Set problem: Output the line containing "Output a JSON" and each line after it through the end of the data, exactly as written, with pictures left out.

Supplied material:
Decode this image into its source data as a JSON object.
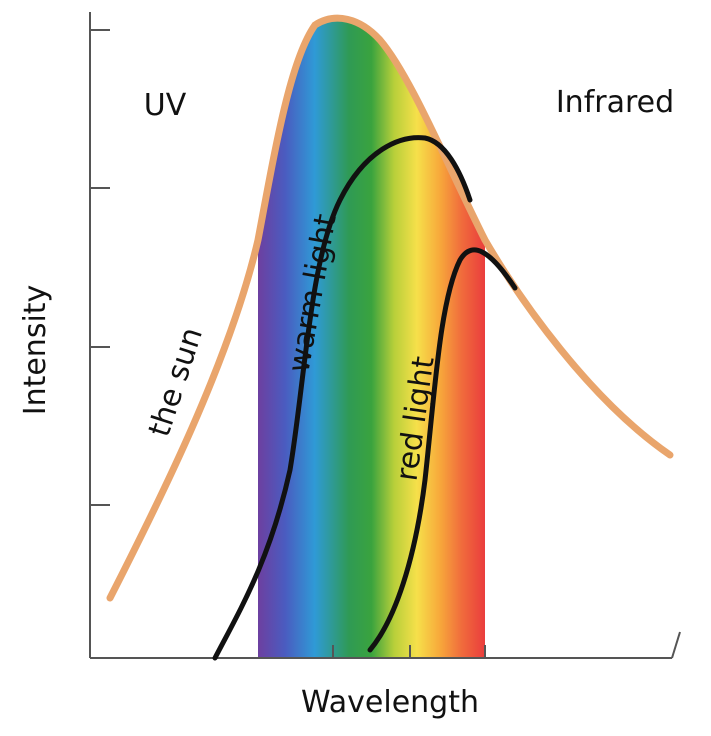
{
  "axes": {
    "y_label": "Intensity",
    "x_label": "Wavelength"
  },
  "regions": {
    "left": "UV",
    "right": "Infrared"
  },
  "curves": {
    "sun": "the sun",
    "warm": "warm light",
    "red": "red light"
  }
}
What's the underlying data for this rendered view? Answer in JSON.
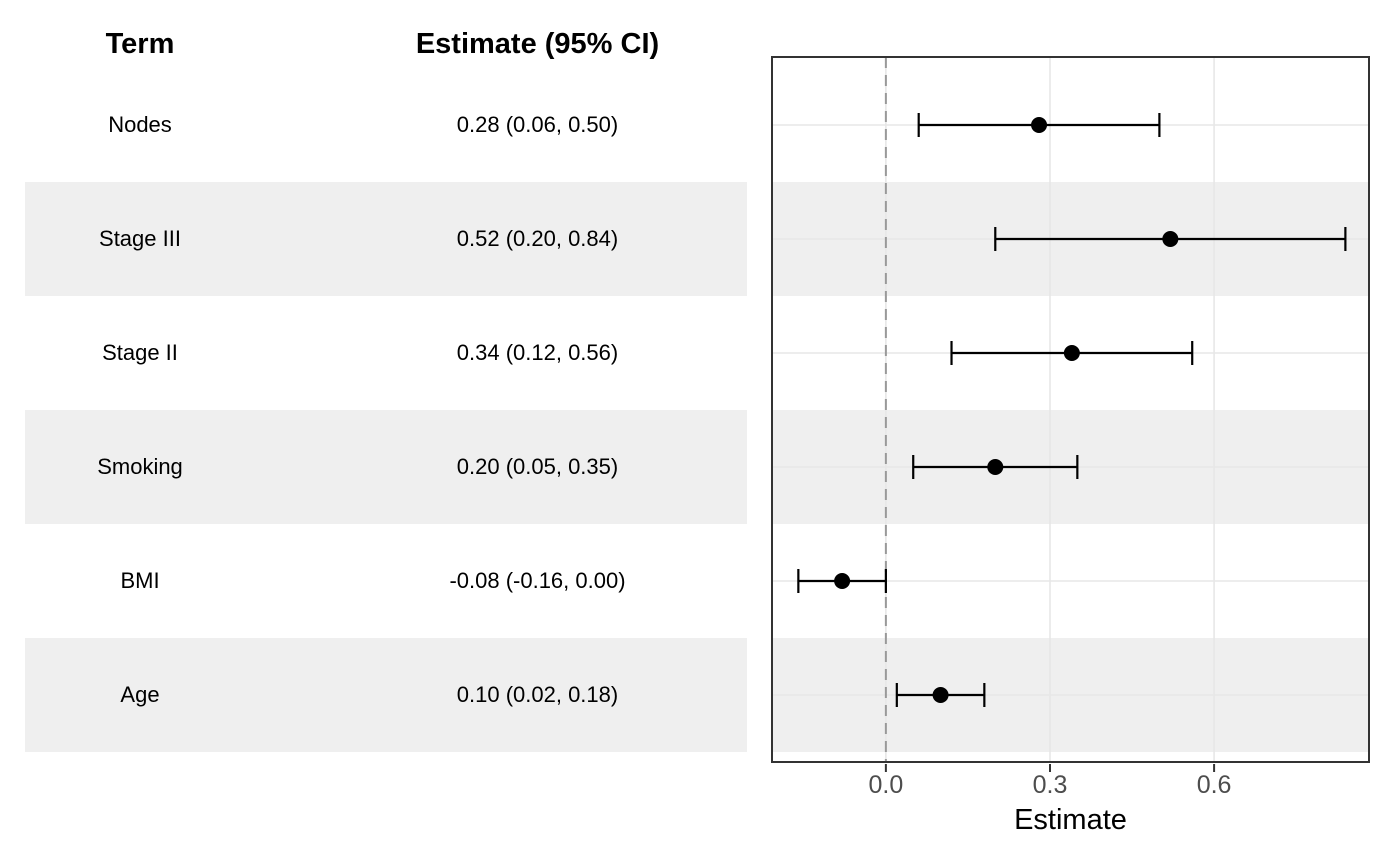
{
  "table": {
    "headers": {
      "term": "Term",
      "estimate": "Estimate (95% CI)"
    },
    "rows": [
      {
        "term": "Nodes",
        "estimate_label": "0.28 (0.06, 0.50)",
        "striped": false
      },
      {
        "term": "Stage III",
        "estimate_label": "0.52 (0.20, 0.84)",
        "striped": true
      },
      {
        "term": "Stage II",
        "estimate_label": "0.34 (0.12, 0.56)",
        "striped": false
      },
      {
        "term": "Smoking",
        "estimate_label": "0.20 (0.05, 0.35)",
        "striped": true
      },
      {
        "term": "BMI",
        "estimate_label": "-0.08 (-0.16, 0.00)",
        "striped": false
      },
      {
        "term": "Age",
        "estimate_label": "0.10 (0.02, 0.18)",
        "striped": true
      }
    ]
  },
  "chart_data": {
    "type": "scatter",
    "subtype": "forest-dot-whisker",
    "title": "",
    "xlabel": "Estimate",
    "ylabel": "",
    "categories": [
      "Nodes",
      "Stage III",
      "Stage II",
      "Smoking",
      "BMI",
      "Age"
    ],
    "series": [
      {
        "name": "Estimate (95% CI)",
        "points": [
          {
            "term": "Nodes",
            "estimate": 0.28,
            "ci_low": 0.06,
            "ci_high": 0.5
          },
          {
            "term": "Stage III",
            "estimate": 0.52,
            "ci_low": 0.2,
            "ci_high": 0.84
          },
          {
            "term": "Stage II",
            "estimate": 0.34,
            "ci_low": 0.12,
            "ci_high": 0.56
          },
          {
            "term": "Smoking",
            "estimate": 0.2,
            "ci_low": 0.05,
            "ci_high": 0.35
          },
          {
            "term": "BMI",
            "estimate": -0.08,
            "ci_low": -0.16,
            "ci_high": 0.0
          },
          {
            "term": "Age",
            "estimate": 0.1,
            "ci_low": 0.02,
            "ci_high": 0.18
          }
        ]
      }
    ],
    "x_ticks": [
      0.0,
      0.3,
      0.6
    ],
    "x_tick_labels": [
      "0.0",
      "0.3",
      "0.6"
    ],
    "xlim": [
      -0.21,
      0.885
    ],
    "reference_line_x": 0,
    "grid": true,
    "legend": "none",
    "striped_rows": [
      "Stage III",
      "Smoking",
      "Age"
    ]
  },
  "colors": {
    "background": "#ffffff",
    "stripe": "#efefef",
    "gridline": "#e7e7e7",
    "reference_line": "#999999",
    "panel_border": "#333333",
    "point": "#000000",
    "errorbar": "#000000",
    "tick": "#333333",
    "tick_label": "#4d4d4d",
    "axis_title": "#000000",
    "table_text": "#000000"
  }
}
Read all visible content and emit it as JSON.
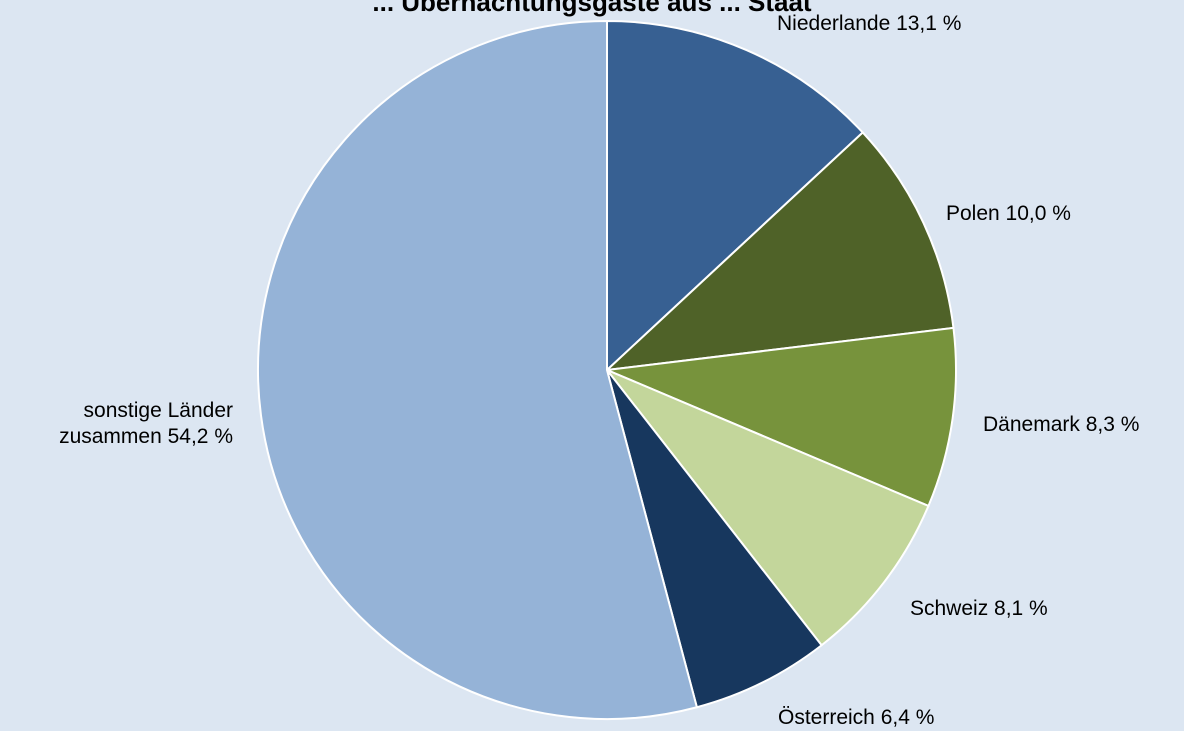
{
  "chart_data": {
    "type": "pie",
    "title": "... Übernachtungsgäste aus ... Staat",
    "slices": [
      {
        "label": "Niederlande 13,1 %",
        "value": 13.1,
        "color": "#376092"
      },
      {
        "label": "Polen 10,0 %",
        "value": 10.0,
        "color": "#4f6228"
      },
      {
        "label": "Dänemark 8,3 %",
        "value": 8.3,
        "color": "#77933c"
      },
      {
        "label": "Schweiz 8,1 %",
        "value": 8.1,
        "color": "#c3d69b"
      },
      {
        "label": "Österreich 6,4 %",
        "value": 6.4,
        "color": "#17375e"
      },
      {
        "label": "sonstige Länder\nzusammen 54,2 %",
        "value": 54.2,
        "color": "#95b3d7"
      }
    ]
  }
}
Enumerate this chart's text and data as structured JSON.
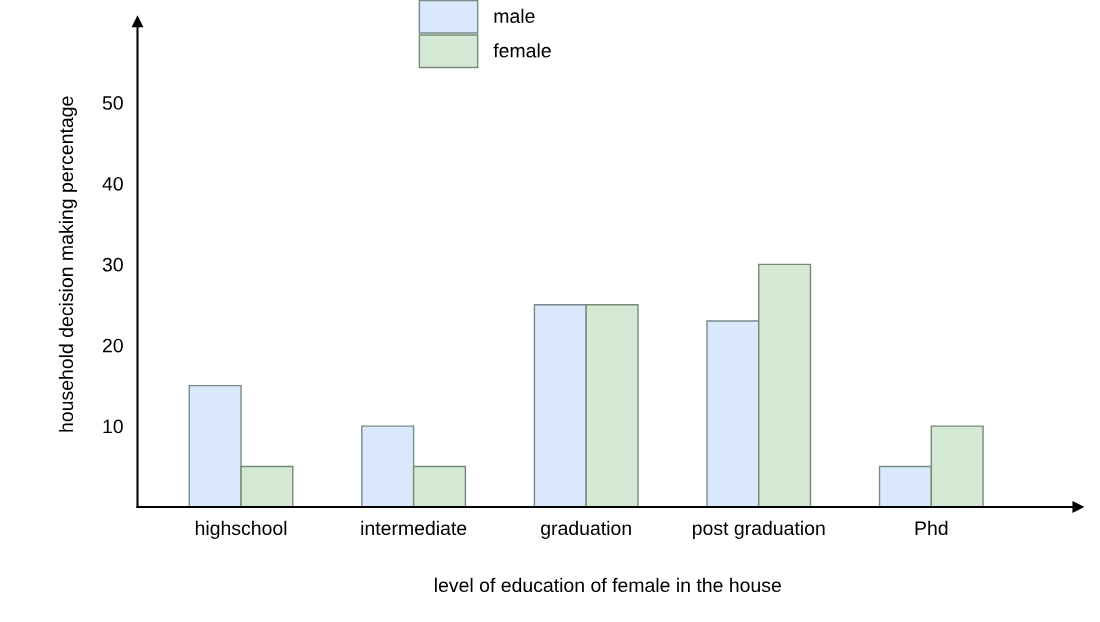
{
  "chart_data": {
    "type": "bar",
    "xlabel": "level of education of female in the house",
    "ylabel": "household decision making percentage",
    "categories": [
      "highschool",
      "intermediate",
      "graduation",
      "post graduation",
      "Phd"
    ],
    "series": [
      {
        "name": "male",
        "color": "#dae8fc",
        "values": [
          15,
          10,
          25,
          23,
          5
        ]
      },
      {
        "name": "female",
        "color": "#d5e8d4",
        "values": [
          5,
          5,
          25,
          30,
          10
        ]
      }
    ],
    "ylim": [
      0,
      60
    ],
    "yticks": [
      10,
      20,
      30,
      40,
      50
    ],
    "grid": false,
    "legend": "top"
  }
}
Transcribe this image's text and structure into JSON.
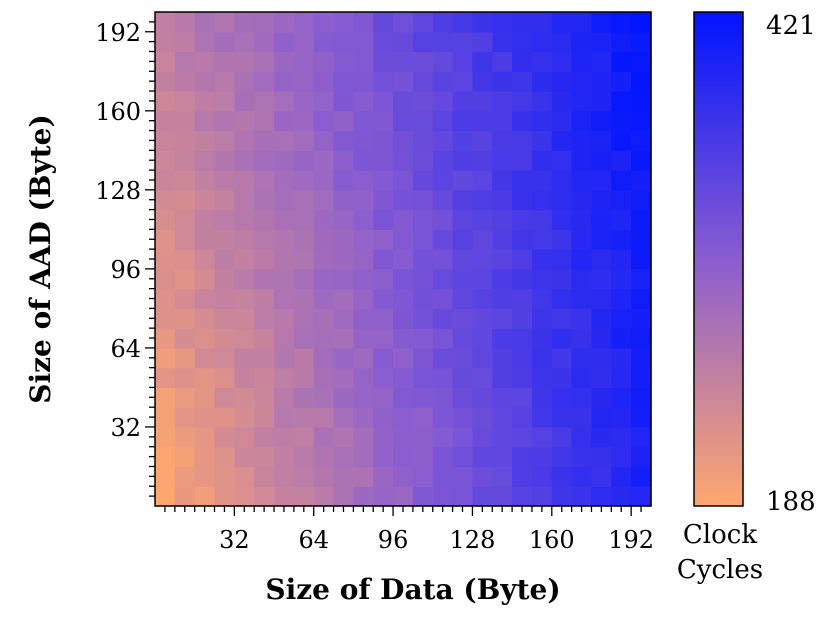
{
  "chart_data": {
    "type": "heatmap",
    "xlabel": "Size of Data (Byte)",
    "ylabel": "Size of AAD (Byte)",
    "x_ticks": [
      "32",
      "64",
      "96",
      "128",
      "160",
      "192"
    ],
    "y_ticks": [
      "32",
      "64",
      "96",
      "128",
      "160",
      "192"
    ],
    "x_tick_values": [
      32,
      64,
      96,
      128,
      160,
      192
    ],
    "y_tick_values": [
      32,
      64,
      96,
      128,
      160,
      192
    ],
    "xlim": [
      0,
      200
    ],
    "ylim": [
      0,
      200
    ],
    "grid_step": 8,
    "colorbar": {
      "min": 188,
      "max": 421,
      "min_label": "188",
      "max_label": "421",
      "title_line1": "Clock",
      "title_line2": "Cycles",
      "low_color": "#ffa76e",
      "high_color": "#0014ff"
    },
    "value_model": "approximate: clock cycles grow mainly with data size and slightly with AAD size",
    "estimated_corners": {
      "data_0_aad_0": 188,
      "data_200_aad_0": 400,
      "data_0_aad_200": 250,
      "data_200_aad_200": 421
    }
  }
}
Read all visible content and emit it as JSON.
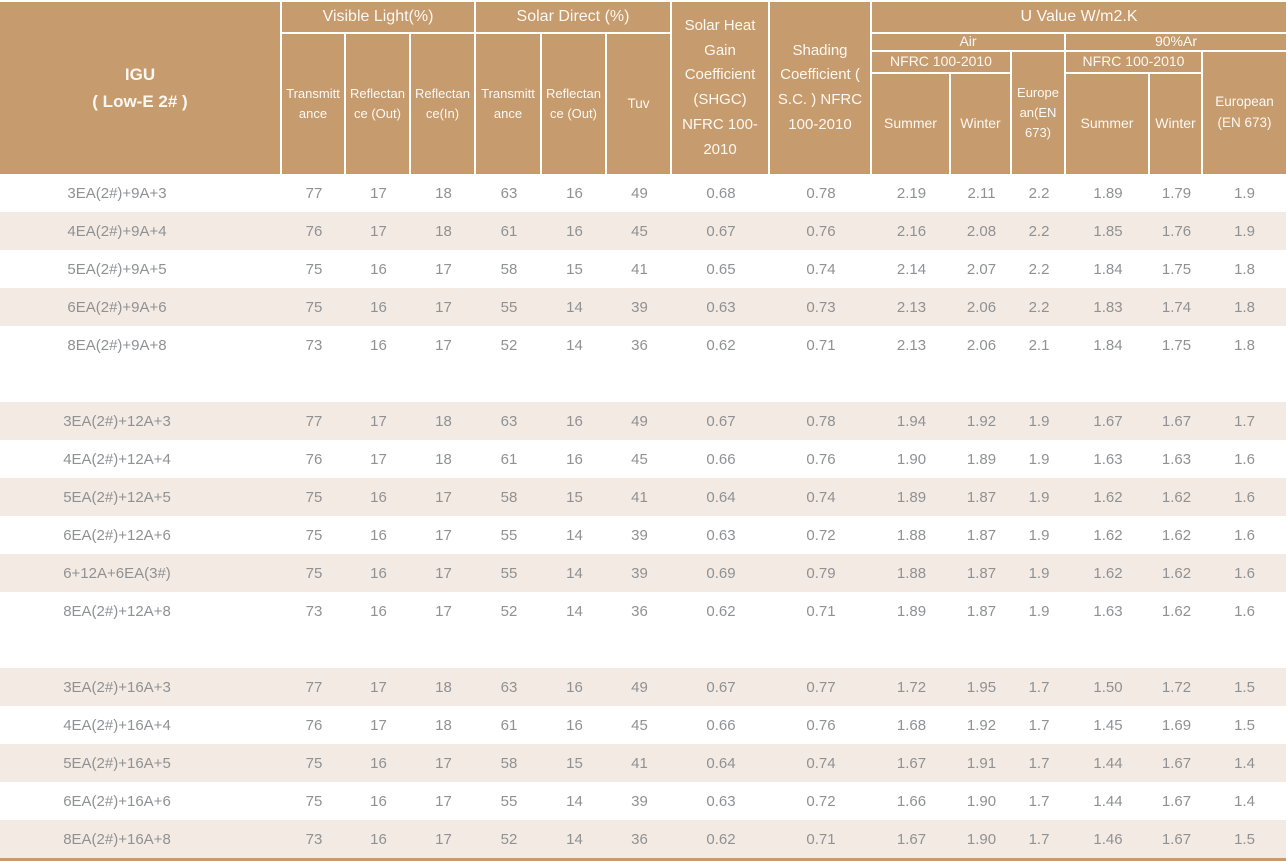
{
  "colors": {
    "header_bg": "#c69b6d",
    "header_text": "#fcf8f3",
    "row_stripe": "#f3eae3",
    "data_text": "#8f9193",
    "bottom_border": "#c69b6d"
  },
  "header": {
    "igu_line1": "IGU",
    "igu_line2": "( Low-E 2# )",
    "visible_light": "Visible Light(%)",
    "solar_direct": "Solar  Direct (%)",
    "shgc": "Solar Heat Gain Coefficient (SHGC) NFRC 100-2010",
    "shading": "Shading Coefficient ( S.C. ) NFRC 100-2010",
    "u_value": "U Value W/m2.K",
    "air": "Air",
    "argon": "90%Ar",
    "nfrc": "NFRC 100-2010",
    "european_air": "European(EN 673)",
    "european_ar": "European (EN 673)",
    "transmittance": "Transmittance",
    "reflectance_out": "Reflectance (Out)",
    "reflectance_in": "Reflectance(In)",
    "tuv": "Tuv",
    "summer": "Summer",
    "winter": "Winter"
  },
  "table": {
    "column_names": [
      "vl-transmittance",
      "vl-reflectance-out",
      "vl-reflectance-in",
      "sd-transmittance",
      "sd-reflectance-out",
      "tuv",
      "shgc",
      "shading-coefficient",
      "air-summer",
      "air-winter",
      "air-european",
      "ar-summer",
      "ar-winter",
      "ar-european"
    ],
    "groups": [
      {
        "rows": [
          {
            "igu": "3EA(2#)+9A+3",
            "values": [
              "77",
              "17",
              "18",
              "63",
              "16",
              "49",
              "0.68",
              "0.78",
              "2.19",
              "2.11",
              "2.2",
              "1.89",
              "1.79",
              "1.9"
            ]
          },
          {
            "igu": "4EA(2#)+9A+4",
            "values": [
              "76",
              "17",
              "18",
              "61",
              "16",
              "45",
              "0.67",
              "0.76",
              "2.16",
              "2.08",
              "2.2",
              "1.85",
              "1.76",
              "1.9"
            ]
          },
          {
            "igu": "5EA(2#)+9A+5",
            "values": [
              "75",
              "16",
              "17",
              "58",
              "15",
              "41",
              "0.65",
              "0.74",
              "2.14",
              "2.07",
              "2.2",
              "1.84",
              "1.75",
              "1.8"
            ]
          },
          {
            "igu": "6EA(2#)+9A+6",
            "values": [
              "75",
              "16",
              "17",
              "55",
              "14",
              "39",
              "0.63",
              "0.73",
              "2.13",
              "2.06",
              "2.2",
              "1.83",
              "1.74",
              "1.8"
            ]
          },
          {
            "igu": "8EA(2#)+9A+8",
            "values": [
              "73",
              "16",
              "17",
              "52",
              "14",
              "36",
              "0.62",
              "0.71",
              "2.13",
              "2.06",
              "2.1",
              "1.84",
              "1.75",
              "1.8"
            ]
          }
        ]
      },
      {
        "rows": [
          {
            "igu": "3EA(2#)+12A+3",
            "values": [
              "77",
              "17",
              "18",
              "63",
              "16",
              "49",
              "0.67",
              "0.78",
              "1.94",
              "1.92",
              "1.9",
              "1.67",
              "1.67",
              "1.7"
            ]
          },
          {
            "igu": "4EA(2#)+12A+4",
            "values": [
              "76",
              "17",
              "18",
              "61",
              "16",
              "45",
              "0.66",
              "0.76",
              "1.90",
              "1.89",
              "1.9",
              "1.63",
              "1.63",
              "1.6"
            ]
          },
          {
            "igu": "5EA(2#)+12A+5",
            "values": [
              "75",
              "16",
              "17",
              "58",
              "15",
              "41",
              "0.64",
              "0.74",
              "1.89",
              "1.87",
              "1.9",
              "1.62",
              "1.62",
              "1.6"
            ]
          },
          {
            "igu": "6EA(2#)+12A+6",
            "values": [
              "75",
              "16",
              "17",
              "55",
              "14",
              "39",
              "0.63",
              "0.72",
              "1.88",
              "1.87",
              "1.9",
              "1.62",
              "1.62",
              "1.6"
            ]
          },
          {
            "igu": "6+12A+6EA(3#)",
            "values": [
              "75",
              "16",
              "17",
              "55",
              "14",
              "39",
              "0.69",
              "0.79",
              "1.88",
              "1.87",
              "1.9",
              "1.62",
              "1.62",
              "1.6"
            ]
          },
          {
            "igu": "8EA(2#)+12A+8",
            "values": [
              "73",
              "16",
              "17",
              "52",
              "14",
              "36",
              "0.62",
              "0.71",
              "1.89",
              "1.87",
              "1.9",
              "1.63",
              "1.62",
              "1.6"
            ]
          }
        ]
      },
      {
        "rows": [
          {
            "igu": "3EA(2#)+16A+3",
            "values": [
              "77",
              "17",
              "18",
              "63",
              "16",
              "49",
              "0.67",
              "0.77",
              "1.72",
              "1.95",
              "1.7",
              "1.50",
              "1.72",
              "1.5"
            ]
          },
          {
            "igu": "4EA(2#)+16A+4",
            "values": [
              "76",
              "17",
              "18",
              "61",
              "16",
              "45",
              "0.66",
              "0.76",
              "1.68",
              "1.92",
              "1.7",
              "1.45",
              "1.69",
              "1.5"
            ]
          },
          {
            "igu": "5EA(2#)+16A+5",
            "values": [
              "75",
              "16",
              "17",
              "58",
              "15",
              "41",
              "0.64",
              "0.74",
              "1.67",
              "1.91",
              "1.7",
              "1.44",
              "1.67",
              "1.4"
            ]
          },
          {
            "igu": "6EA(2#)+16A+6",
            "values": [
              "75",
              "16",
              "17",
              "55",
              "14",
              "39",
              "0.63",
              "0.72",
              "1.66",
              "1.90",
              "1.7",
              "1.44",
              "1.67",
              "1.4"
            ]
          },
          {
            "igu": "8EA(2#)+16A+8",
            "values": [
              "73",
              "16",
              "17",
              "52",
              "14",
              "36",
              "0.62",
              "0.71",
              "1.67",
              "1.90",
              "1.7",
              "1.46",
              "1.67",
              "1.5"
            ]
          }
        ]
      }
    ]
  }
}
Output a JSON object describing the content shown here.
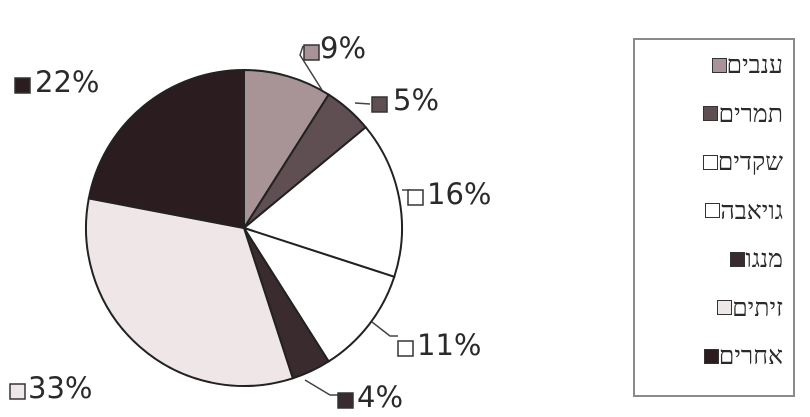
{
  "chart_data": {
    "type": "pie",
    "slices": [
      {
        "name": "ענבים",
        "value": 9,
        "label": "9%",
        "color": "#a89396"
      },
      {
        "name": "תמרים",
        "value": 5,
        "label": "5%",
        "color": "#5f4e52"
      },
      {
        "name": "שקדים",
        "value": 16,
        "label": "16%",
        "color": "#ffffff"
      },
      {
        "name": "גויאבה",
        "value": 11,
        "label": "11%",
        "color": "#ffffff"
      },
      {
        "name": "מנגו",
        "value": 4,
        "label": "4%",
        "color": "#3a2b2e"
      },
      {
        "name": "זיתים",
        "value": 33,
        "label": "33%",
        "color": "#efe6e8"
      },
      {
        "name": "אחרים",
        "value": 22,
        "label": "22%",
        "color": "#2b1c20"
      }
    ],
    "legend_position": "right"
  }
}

Finished exercise:
Output a JSON object describing the content shown here.
{
  "chart_data": {
    "type": "pie",
    "slices": [
      {
        "name": "ענבים",
        "value": 9,
        "label": "9%",
        "color": "#a89396"
      },
      {
        "name": "תמרים",
        "value": 5,
        "label": "5%",
        "color": "#5f4e52"
      },
      {
        "name": "שקדים",
        "value": 16,
        "label": "16%",
        "color": "#ffffff"
      },
      {
        "name": "גויאבה",
        "value": 11,
        "label": "11%",
        "color": "#ffffff"
      },
      {
        "name": "מנגו",
        "value": 4,
        "label": "4%",
        "color": "#3a2b2e"
      },
      {
        "name": "זיתים",
        "value": 33,
        "label": "33%",
        "color": "#efe6e8"
      },
      {
        "name": "אחרים",
        "value": 22,
        "label": "22%",
        "color": "#2b1c20"
      }
    ],
    "legend_position": "right"
  }
}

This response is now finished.